_Problem to work on_
Every line in the listing is to be echoed verbatim.

(Data entries)
________________________________________
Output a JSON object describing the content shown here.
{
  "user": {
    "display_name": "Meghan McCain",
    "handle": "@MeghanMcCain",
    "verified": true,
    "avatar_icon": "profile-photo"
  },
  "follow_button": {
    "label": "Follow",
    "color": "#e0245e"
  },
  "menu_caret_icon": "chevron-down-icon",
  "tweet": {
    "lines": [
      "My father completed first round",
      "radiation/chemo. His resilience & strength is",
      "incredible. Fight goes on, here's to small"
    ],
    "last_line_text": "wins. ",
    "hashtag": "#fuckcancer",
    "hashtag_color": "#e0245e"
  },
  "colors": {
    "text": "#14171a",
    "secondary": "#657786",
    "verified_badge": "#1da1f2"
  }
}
________________________________________
_Result of this task_
Output a JSON object describing the content shown here.
{
  "user": {
    "display_name": "Meghan McCain",
    "handle": "@MeghanMcCain",
    "verified": true,
    "avatar_icon": "profile-photo"
  },
  "follow_button": {
    "label": "Follow",
    "color": "#e0245e"
  },
  "menu_caret_icon": "chevron-down-icon",
  "tweet": {
    "lines": [
      "My father completed first round",
      "radiation/chemo. His resilience & strength is",
      "incredible. Fight goes on, here's to small"
    ],
    "last_line_text": "wins. ",
    "hashtag": "#fuckcancer",
    "hashtag_color": "#e0245e"
  },
  "colors": {
    "text": "#14171a",
    "secondary": "#657786",
    "verified_badge": "#1da1f2"
  }
}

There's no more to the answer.